- [WHAT THE EXERCISE ASKS] Set down all of the data that follows word for word, without the images.

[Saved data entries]

* START *

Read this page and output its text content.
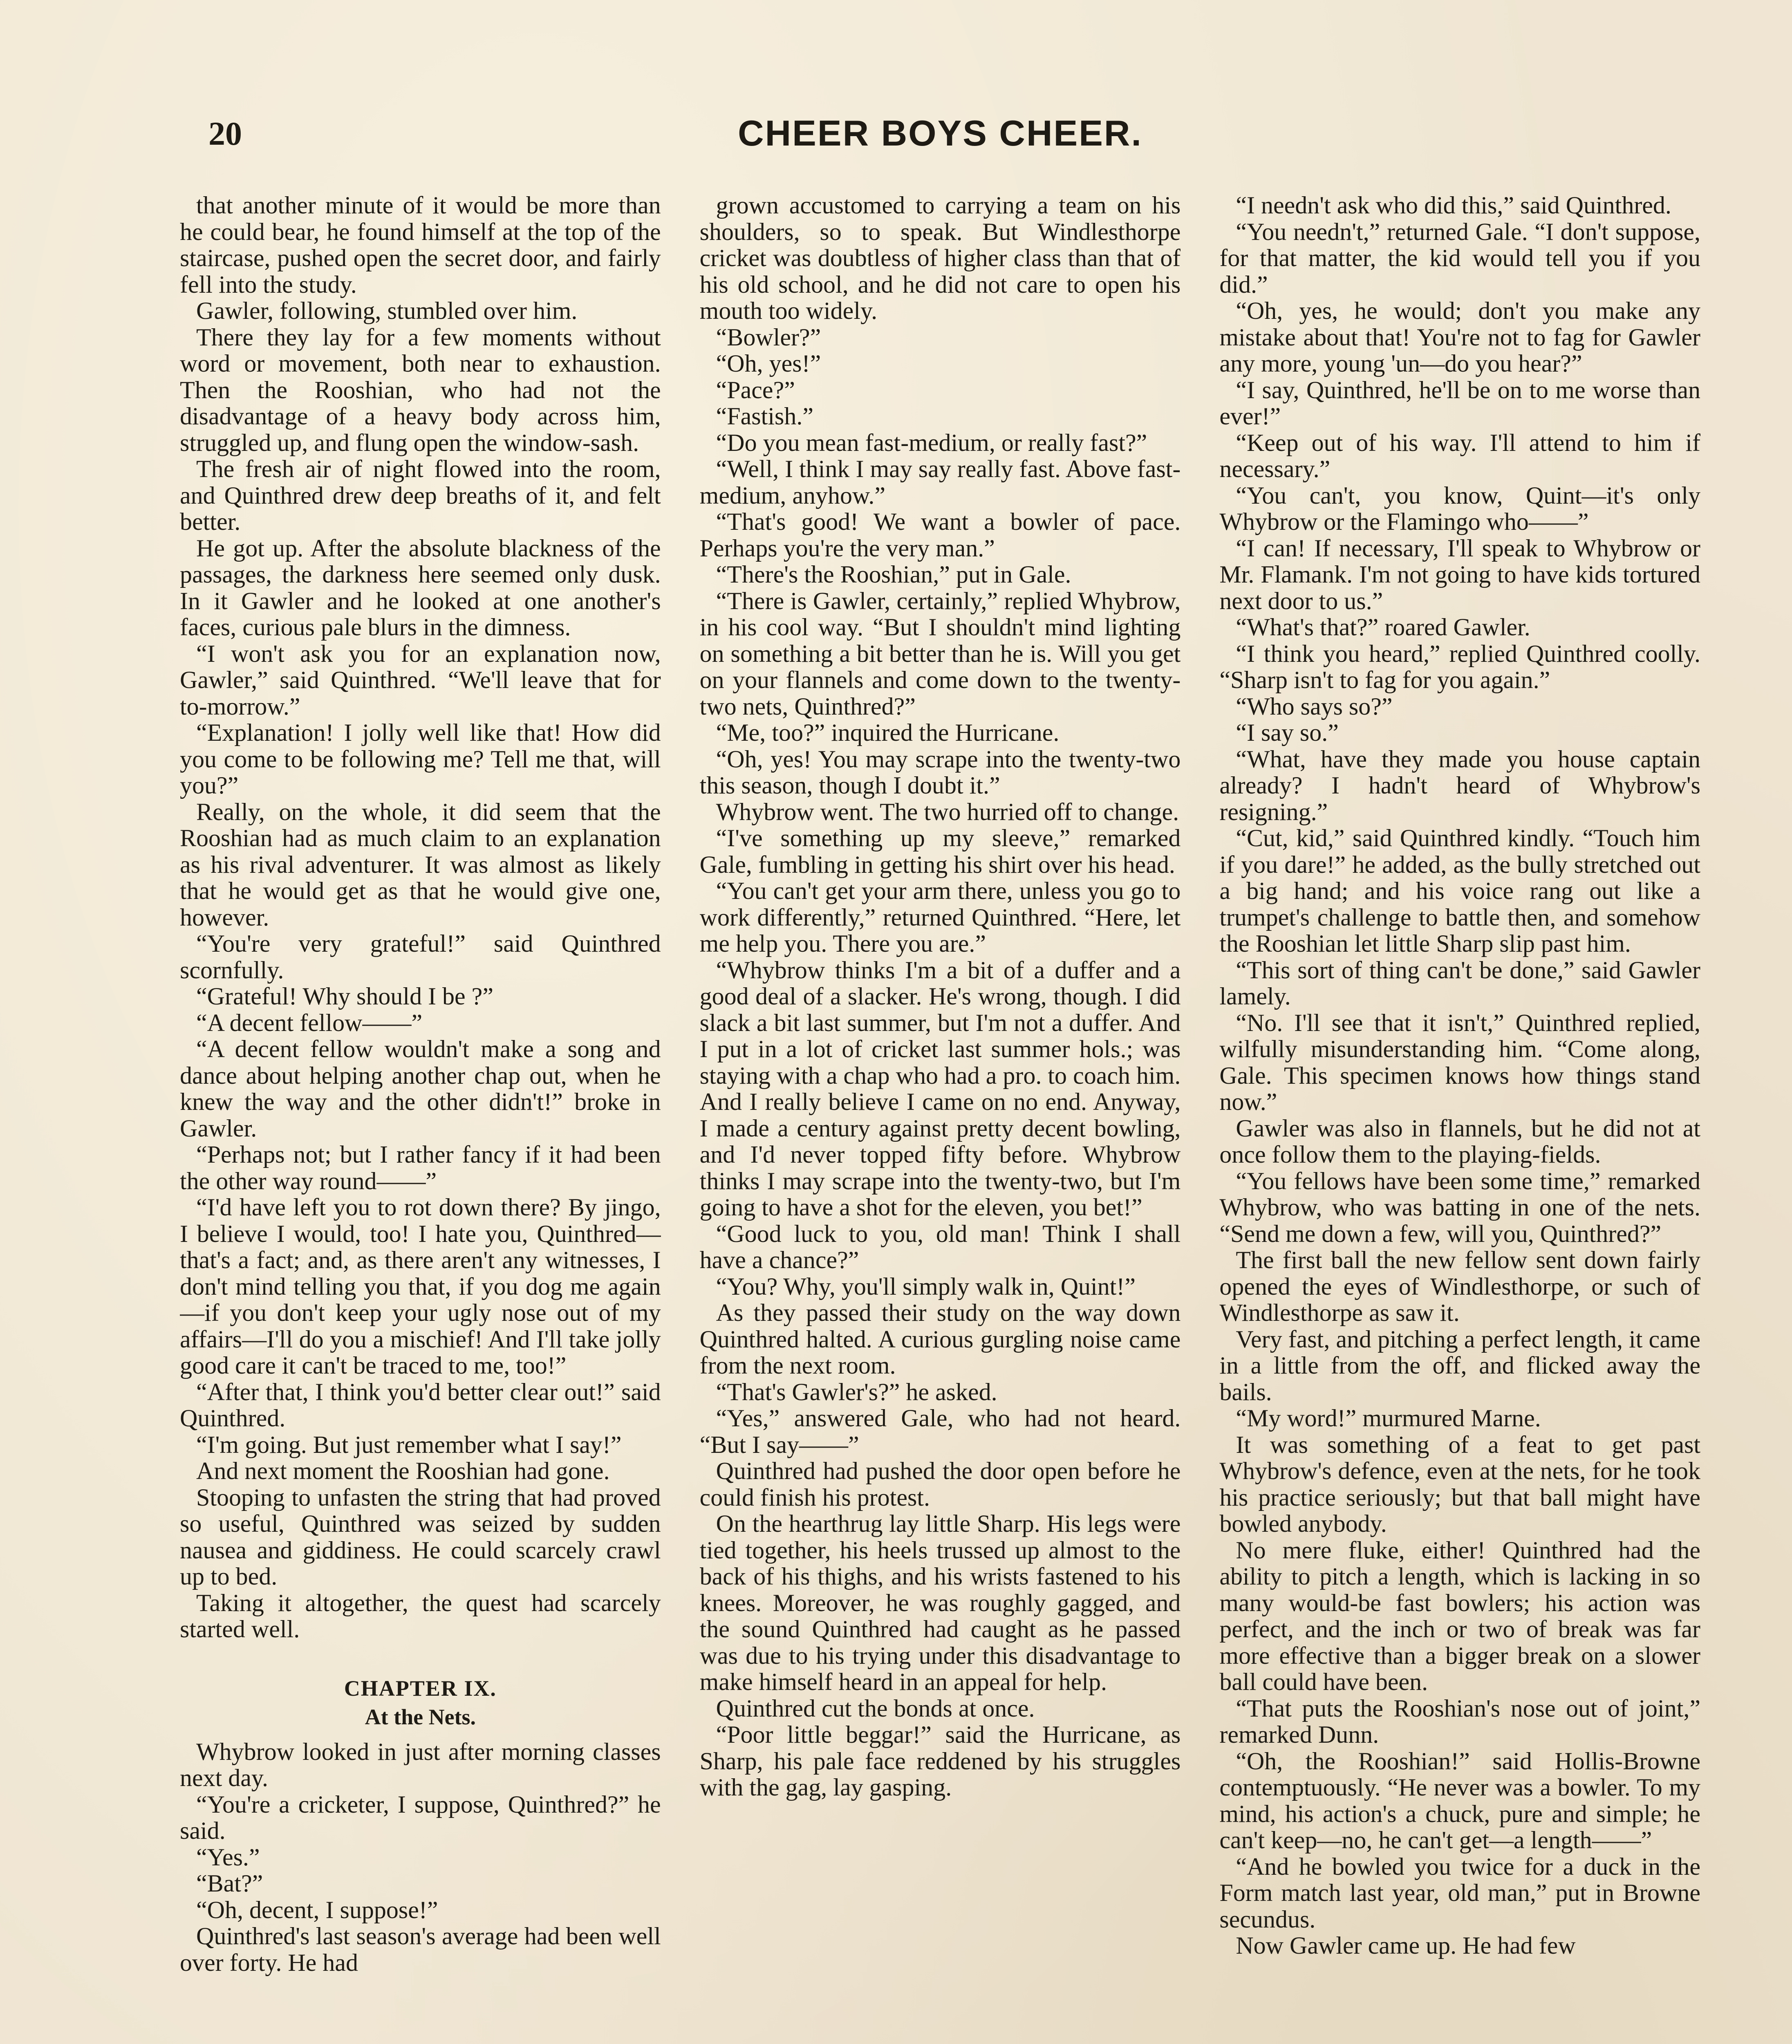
20	CHEER BOYS CHEER.

that another minute of it would be more than he could bear, he found himself at the top of the staircase, pushed open the secret door, and fairly fell into the study.

Gawler, following, stumbled over him.

There they lay for a few moments without word or movement, both near to exhaustion. Then the Rooshian, who had not the disadvantage of a heavy body across him, struggled up, and flung open the window-sash.

The fresh air of night flowed into the room, and Quinthred drew deep breaths of it, and felt better.

He got up. After the absolute blackness of the passages, the darkness here seemed only dusk. In it Gawler and he looked at one another's faces, curious pale blurs in the dimness.

“I won't ask you for an explanation now, Gawler,” said Quinthred. “We'll leave that for to-morrow.”

“Explanation! I jolly well like that! How did you come to be following me? Tell me that, will you?”

Really, on the whole, it did seem that the Rooshian had as much claim to an explanation as his rival adventurer. It was almost as likely that he would get as that he would give one, however.

“You're very grateful!” said Quinthred scornfully.

“Grateful! Why should I be ?”

“A decent fellow——”

“A decent fellow wouldn't make a song and dance about helping another chap out, when he knew the way and the other didn't!” broke in Gawler.

“Perhaps not; but I rather fancy if it had been the other way round——”

“I'd have left you to rot down there? By jingo, I believe I would, too! I hate you, Quinthred—that's a fact; and, as there aren't any witnesses, I don't mind telling you that, if you dog me again—if you don't keep your ugly nose out of my affairs—I'll do you a mischief! And I'll take jolly good care it can't be traced to me, too!”

“After that, I think you'd better clear out!” said Quinthred.

“I'm going. But just remember what I say!”

And next moment the Rooshian had gone.

Stooping to unfasten the string that had proved so useful, Quinthred was seized by sudden nausea and giddiness. He could scarcely crawl up to bed.

Taking it altogether, the quest had scarcely started well.

CHAPTER IX.
At the Nets.

Whybrow looked in just after morning classes next day.

“You're a cricketer, I suppose, Quinthred?” he said.

“Yes.”

“Bat?”

“Oh, decent, I suppose!”

Quinthred's last season's average had been well over forty. He had

grown accustomed to carrying a team on his shoulders, so to speak. But Windlesthorpe cricket was doubtless of higher class than that of his old school, and he did not care to open his mouth too widely.

“Bowler?”

“Oh, yes!”

“Pace?”

“Fastish.”

“Do you mean fast-medium, or really fast?”

“Well, I think I may say really fast. Above fast-medium, anyhow.”

“That's good! We want a bowler of pace. Perhaps you're the very man.”

“There's the Rooshian,” put in Gale.

“There is Gawler, certainly,” replied Whybrow, in his cool way. “But I shouldn't mind lighting on something a bit better than he is. Will you get on your flannels and come down to the twenty-two nets, Quinthred?”

“Me, too?” inquired the Hurricane.

“Oh, yes! You may scrape into the twenty-two this season, though I doubt it.”

Whybrow went. The two hurried off to change.

“I've something up my sleeve,” remarked Gale, fumbling in getting his shirt over his head.

“You can't get your arm there, unless you go to work differently,” returned Quinthred. “Here, let me help you. There you are.”

“Whybrow thinks I'm a bit of a duffer and a good deal of a slacker. He's wrong, though. I did slack a bit last summer, but I'm not a duffer. And I put in a lot of cricket last summer hols.; was staying with a chap who had a pro. to coach him. And I really believe I came on no end. Anyway, I made a century against pretty decent bowling, and I'd never topped fifty before. Whybrow thinks I may scrape into the twenty-two, but I'm going to have a shot for the eleven, you bet!”

“Good luck to you, old man! Think I shall have a chance?”

“You? Why, you'll simply walk in, Quint!”

As they passed their study on the way down Quinthred halted. A curious gurgling noise came from the next room.

“That's Gawler's?” he asked.

“Yes,” answered Gale, who had not heard. “But I say——”

Quinthred had pushed the door open before he could finish his protest.

On the hearthrug lay little Sharp. His legs were tied together, his heels trussed up almost to the back of his thighs, and his wrists fastened to his knees. Moreover, he was roughly gagged, and the sound Quinthred had caught as he passed was due to his trying under this disadvantage to make himself heard in an appeal for help.

Quinthred cut the bonds at once.

“Poor little beggar!” said the Hurricane, as Sharp, his pale face reddened by his struggles with the gag, lay gasping.

“I needn't ask who did this,” said Quinthred.

“You needn't,” returned Gale. “I don't suppose, for that matter, the kid would tell you if you did.”

“Oh, yes, he would; don't you make any mistake about that! You're not to fag for Gawler any more, young 'un—do you hear?”

“I say, Quinthred, he'll be on to me worse than ever!”

“Keep out of his way. I'll attend to him if necessary.”

“You can't, you know, Quint—it's only Whybrow or the Flamingo who——”

“I can! If necessary, I'll speak to Whybrow or Mr. Flamank. I'm not going to have kids tortured next door to us.”

“What's that?” roared Gawler.

“I think you heard,” replied Quinthred coolly. “Sharp isn't to fag for you again.”

“Who says so?”

“I say so.”

“What, have they made you house captain already? I hadn't heard of Whybrow's resigning.”

“Cut, kid,” said Quinthred kindly. “Touch him if you dare!” he added, as the bully stretched out a big hand; and his voice rang out like a trumpet's challenge to battle then, and somehow the Rooshian let little Sharp slip past him.

“This sort of thing can't be done,” said Gawler lamely.

“No. I'll see that it isn't,” Quinthred replied, wilfully misunderstanding him. “Come along, Gale. This specimen knows how things stand now.”

Gawler was also in flannels, but he did not at once follow them to the playing-fields.

“You fellows have been some time,” remarked Whybrow, who was batting in one of the nets. “Send me down a few, will you, Quinthred?”

The first ball the new fellow sent down fairly opened the eyes of Windlesthorpe, or such of Windlesthorpe as saw it.

Very fast, and pitching a perfect length, it came in a little from the off, and flicked away the bails.

“My word!” murmured Marne.

It was something of a feat to get past Whybrow's defence, even at the nets, for he took his practice seriously; but that ball might have bowled anybody.

No mere fluke, either! Quinthred had the ability to pitch a length, which is lacking in so many would-be fast bowlers; his action was perfect, and the inch or two of break was far more effective than a bigger break on a slower ball could have been.

“That puts the Rooshian's nose out of joint,” remarked Dunn.

“Oh, the Rooshian!” said Hollis-Browne contemptuously. “He never was a bowler. To my mind, his action's a chuck, pure and simple; he can't keep—no, he can't get—a length——”

“And he bowled you twice for a duck in the Form match last year, old man,” put in Browne secundus.

Now Gawler came up. He had few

* END *

- [SOLUTION FOR THIS EXERCISE]
Read this page and output its text content.
20	CHEER BOYS CHEER.

that another minute of it would be more than he could bear, he found himself at the top of the staircase, pushed open the secret door, and fairly fell into the study.

Gawler, following, stumbled over him.

There they lay for a few moments without word or movement, both near to exhaustion. Then the Rooshian, who had not the disadvantage of a heavy body across him, struggled up, and flung open the window-sash.

The fresh air of night flowed into the room, and Quinthred drew deep breaths of it, and felt better.

He got up. After the absolute blackness of the passages, the darkness here seemed only dusk. In it Gawler and he looked at one another's faces, curious pale blurs in the dimness.

“I won't ask you for an explanation now, Gawler,” said Quinthred. “We'll leave that for to-morrow.”

“Explanation! I jolly well like that! How did you come to be following me? Tell me that, will you?”

Really, on the whole, it did seem that the Rooshian had as much claim to an explanation as his rival adventurer. It was almost as likely that he would get as that he would give one, however.

“You're very grateful!” said Quinthred scornfully.

“Grateful! Why should I be ?”

“A decent fellow——”

“A decent fellow wouldn't make a song and dance about helping another chap out, when he knew the way and the other didn't!” broke in Gawler.

“Perhaps not; but I rather fancy if it had been the other way round——”

“I'd have left you to rot down there? By jingo, I believe I would, too! I hate you, Quinthred—that's a fact; and, as there aren't any witnesses, I don't mind telling you that, if you dog me again—if you don't keep your ugly nose out of my affairs—I'll do you a mischief! And I'll take jolly good care it can't be traced to me, too!”

“After that, I think you'd better clear out!” said Quinthred.

“I'm going. But just remember what I say!”

And next moment the Rooshian had gone.

Stooping to unfasten the string that had proved so useful, Quinthred was seized by sudden nausea and giddiness. He could scarcely crawl up to bed.

Taking it altogether, the quest had scarcely started well.

CHAPTER IX.
At the Nets.

Whybrow looked in just after morning classes next day.

“You're a cricketer, I suppose, Quinthred?” he said.

“Yes.”

“Bat?”

“Oh, decent, I suppose!”

Quinthred's last season's average had been well over forty. He had

grown accustomed to carrying a team on his shoulders, so to speak. But Windlesthorpe cricket was doubtless of higher class than that of his old school, and he did not care to open his mouth too widely.

“Bowler?”

“Oh, yes!”

“Pace?”

“Fastish.”

“Do you mean fast-medium, or really fast?”

“Well, I think I may say really fast. Above fast-medium, anyhow.”

“That's good! We want a bowler of pace. Perhaps you're the very man.”

“There's the Rooshian,” put in Gale.

“There is Gawler, certainly,” replied Whybrow, in his cool way. “But I shouldn't mind lighting on something a bit better than he is. Will you get on your flannels and come down to the twenty-two nets, Quinthred?”

“Me, too?” inquired the Hurricane.

“Oh, yes! You may scrape into the twenty-two this season, though I doubt it.”

Whybrow went. The two hurried off to change.

“I've something up my sleeve,” remarked Gale, fumbling in getting his shirt over his head.

“You can't get your arm there, unless you go to work differently,” returned Quinthred. “Here, let me help you. There you are.”

“Whybrow thinks I'm a bit of a duffer and a good deal of a slacker. He's wrong, though. I did slack a bit last summer, but I'm not a duffer. And I put in a lot of cricket last summer hols.; was staying with a chap who had a pro. to coach him. And I really believe I came on no end. Anyway, I made a century against pretty decent bowling, and I'd never topped fifty before. Whybrow thinks I may scrape into the twenty-two, but I'm going to have a shot for the eleven, you bet!”

“Good luck to you, old man! Think I shall have a chance?”

“You? Why, you'll simply walk in, Quint!”

As they passed their study on the way down Quinthred halted. A curious gurgling noise came from the next room.

“That's Gawler's?” he asked.

“Yes,” answered Gale, who had not heard. “But I say——”

Quinthred had pushed the door open before he could finish his protest.

On the hearthrug lay little Sharp. His legs were tied together, his heels trussed up almost to the back of his thighs, and his wrists fastened to his knees. Moreover, he was roughly gagged, and the sound Quinthred had caught as he passed was due to his trying under this disadvantage to make himself heard in an appeal for help.

Quinthred cut the bonds at once.

“Poor little beggar!” said the Hurricane, as Sharp, his pale face reddened by his struggles with the gag, lay gasping.

“I needn't ask who did this,” said Quinthred.

“You needn't,” returned Gale. “I don't suppose, for that matter, the kid would tell you if you did.”

“Oh, yes, he would; don't you make any mistake about that! You're not to fag for Gawler any more, young 'un—do you hear?”

“I say, Quinthred, he'll be on to me worse than ever!”

“Keep out of his way. I'll attend to him if necessary.”

“You can't, you know, Quint—it's only Whybrow or the Flamingo who——”

“I can! If necessary, I'll speak to Whybrow or Mr. Flamank. I'm not going to have kids tortured next door to us.”

“What's that?” roared Gawler.

“I think you heard,” replied Quinthred coolly. “Sharp isn't to fag for you again.”

“Who says so?”

“I say so.”

“What, have they made you house captain already? I hadn't heard of Whybrow's resigning.”

“Cut, kid,” said Quinthred kindly. “Touch him if you dare!” he added, as the bully stretched out a big hand; and his voice rang out like a trumpet's challenge to battle then, and somehow the Rooshian let little Sharp slip past him.

“This sort of thing can't be done,” said Gawler lamely.

“No. I'll see that it isn't,” Quinthred replied, wilfully misunderstanding him. “Come along, Gale. This specimen knows how things stand now.”

Gawler was also in flannels, but he did not at once follow them to the playing-fields.

“You fellows have been some time,” remarked Whybrow, who was batting in one of the nets. “Send me down a few, will you, Quinthred?”

The first ball the new fellow sent down fairly opened the eyes of Windlesthorpe, or such of Windlesthorpe as saw it.

Very fast, and pitching a perfect length, it came in a little from the off, and flicked away the bails.

“My word!” murmured Marne.

It was something of a feat to get past Whybrow's defence, even at the nets, for he took his practice seriously; but that ball might have bowled anybody.

No mere fluke, either! Quinthred had the ability to pitch a length, which is lacking in so many would-be fast bowlers; his action was perfect, and the inch or two of break was far more effective than a bigger break on a slower ball could have been.

“That puts the Rooshian's nose out of joint,” remarked Dunn.

“Oh, the Rooshian!” said Hollis-Browne contemptuously. “He never was a bowler. To my mind, his action's a chuck, pure and simple; he can't keep—no, he can't get—a length——”

“And he bowled you twice for a duck in the Form match last year, old man,” put in Browne secundus.

Now Gawler came up. He had few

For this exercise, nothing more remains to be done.